[Set task] Read the records below and copy each line that contains "guerra".

Dataset entries

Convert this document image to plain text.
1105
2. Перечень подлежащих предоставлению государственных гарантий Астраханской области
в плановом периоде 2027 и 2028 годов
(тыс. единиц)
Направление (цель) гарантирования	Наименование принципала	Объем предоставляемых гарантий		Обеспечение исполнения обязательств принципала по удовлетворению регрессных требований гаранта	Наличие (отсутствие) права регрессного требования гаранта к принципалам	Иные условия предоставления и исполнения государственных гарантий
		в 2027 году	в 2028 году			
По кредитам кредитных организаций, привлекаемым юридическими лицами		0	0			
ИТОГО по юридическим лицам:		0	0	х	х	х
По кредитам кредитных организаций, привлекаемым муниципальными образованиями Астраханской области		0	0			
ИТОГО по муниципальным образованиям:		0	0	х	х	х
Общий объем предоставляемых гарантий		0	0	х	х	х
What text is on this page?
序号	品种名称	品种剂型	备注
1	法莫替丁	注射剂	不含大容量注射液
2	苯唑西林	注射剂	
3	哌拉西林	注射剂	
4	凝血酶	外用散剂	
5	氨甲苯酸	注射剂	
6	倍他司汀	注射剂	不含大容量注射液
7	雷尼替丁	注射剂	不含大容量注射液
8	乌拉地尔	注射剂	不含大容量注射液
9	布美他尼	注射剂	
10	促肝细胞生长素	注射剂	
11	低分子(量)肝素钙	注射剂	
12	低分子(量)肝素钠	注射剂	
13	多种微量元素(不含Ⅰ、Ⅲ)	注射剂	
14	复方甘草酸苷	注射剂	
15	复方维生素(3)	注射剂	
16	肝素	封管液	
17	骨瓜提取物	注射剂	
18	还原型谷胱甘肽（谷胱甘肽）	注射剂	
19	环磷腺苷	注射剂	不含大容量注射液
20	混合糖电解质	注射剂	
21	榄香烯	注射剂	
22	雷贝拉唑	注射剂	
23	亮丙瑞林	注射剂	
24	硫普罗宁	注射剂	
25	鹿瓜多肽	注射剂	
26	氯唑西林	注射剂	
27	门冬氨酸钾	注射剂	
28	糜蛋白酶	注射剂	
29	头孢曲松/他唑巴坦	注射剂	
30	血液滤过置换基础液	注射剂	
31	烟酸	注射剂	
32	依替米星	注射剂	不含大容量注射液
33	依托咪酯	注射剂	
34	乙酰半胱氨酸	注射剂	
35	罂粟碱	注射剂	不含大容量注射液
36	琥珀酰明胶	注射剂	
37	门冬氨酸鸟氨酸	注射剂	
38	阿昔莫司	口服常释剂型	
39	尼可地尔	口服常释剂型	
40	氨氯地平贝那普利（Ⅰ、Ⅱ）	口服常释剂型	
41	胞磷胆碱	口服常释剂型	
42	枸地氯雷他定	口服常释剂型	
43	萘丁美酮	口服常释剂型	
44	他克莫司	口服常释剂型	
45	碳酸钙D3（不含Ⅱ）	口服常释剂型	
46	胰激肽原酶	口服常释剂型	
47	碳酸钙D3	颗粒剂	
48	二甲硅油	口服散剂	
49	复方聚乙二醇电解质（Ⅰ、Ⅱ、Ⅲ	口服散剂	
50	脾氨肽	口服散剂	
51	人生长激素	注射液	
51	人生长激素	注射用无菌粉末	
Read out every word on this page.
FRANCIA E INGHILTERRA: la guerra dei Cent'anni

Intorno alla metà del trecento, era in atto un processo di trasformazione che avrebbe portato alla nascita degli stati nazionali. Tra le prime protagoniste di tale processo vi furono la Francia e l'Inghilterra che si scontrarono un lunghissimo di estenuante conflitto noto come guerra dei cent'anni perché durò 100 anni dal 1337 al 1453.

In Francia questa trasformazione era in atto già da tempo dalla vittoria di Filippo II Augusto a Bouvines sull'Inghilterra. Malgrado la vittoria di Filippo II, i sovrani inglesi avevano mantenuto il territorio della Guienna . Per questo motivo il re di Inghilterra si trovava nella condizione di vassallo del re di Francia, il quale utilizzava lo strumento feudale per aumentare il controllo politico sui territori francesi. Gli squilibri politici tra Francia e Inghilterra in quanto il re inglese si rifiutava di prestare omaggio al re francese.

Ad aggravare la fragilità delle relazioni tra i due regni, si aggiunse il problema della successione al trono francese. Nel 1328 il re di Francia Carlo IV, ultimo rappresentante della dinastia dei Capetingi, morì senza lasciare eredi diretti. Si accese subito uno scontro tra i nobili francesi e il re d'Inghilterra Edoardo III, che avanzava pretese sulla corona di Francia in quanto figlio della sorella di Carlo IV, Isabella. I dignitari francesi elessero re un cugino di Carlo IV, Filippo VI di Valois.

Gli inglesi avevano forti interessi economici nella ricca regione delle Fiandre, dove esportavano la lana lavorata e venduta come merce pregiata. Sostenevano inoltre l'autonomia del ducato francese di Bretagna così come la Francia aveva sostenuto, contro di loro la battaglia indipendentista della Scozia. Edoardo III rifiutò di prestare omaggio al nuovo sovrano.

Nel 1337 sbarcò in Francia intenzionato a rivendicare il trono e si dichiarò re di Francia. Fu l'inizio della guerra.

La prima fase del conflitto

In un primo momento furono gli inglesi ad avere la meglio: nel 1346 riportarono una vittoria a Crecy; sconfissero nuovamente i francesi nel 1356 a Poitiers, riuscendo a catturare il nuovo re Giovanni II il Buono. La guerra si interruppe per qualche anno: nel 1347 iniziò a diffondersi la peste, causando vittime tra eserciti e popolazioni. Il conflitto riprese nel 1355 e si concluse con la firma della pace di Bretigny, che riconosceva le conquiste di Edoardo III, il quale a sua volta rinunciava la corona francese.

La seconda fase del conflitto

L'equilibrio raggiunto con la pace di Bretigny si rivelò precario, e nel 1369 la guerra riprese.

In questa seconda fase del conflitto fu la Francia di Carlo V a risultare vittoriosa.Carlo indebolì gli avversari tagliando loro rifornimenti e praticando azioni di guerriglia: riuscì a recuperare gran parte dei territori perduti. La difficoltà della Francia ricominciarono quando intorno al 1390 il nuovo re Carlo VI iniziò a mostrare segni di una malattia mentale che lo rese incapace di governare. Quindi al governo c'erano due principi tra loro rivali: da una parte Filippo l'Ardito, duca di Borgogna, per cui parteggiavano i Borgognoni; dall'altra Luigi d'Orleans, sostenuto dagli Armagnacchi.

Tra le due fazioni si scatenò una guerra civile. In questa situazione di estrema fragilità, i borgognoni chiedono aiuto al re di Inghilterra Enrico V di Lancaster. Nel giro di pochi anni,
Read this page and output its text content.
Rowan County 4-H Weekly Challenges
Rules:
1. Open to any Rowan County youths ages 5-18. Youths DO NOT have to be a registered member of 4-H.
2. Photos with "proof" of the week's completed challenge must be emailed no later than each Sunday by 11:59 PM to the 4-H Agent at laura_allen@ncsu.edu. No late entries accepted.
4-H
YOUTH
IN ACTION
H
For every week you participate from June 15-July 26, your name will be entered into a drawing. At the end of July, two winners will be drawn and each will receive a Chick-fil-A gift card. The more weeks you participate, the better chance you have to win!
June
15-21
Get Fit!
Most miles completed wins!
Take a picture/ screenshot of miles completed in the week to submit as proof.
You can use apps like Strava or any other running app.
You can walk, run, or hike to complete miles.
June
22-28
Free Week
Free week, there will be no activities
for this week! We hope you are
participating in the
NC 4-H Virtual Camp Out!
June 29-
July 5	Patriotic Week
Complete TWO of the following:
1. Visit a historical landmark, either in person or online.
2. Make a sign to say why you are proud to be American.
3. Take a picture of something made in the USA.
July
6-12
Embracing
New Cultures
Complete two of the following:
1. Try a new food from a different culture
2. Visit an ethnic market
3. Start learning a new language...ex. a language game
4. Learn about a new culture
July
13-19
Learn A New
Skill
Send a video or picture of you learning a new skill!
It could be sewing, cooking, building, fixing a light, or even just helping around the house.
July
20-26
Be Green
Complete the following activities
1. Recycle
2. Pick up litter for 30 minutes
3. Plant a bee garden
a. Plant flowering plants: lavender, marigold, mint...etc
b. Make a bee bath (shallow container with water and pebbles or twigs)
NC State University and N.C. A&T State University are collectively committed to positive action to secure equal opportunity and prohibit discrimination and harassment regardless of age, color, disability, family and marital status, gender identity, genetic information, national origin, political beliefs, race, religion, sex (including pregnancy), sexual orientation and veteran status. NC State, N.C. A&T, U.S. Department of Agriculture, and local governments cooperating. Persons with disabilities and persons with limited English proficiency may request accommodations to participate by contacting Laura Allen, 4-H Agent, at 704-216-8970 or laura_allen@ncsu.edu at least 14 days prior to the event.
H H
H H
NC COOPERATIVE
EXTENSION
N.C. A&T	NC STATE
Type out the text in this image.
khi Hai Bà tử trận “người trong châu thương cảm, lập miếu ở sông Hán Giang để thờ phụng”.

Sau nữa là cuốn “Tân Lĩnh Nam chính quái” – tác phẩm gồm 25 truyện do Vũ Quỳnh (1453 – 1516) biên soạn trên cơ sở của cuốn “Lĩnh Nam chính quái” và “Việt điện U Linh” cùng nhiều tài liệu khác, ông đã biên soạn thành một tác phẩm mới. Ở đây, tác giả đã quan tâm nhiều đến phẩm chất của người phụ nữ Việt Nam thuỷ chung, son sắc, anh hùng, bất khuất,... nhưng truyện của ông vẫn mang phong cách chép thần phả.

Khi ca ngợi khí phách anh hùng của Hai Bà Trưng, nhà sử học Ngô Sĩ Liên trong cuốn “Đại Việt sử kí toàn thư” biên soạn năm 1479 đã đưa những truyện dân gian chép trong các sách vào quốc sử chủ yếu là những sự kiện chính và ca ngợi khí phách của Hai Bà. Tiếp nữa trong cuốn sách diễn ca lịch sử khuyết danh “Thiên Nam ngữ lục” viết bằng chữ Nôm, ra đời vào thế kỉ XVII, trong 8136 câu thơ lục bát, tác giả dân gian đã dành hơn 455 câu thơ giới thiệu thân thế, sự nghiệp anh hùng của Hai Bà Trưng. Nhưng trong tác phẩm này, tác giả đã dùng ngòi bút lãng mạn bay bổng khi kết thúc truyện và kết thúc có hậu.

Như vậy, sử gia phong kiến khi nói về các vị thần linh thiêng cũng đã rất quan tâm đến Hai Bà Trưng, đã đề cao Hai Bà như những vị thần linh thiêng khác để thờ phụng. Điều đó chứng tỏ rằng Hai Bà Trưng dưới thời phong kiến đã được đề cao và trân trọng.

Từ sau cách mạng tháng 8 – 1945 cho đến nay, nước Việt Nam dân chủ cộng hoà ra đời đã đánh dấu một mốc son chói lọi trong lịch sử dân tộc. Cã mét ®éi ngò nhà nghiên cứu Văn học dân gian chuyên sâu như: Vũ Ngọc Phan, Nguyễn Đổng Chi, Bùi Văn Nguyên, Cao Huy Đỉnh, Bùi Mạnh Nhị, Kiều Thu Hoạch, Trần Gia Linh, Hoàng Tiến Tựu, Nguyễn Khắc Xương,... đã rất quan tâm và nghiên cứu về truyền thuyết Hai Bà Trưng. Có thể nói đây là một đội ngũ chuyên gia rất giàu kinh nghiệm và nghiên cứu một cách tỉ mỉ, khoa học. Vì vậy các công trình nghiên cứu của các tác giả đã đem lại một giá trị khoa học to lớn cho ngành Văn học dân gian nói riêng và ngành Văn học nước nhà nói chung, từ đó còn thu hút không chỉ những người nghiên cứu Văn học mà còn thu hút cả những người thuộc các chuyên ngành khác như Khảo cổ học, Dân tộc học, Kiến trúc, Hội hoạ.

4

[Result of this task]
FRANCIA E INGHILTERRA: la guerra dei Cent'anni
Intorno alla metà del trecento, era in atto un processo di trasformazione che avrebbe portato alla nascita degli stati nazionali. Tra le prime protagoniste di tale processo vi furono la Francia e l'Inghilterra che si scontrarono un lunghissimo di estenuante conflitto noto come guerra dei cent'anni perché durò 100 anni dal 1337 al 1453.
Nel 1337 sbarcò in Francia intenzionato a rivendicare il trono e si dichiarò re di Francia. Fu l'inizio della guerra.
In un primo momento furono gli inglesi ad avere la meglio: nel 1346 riportarono una vittoria a Crecy; sconfissero nuovamente i francesi nel 1356 a Poitiers, riuscendo a catturare il nuovo re Giovanni II il Buono. La guerra si interruppe per qualche anno: nel 1347 iniziò a diffondersi la peste, causando vittime tra eserciti e popolazioni. Il conflitto riprese nel 1355 e si concluse con la firma della pace di Bretigny, che riconosceva le conquiste di Edoardo III, il quale a sua volta rinunciava la corona francese.
L'equilibrio raggiunto con la pace di Bretigny si rivelò precario, e nel 1369 la guerra riprese.
Tra le due fazioni si scatenò una guerra civile. In questa situazione di estrema fragilità, i borgognoni chiedono aiuto al re di Inghilterra Enrico V di Lancaster. Nel giro di pochi anni,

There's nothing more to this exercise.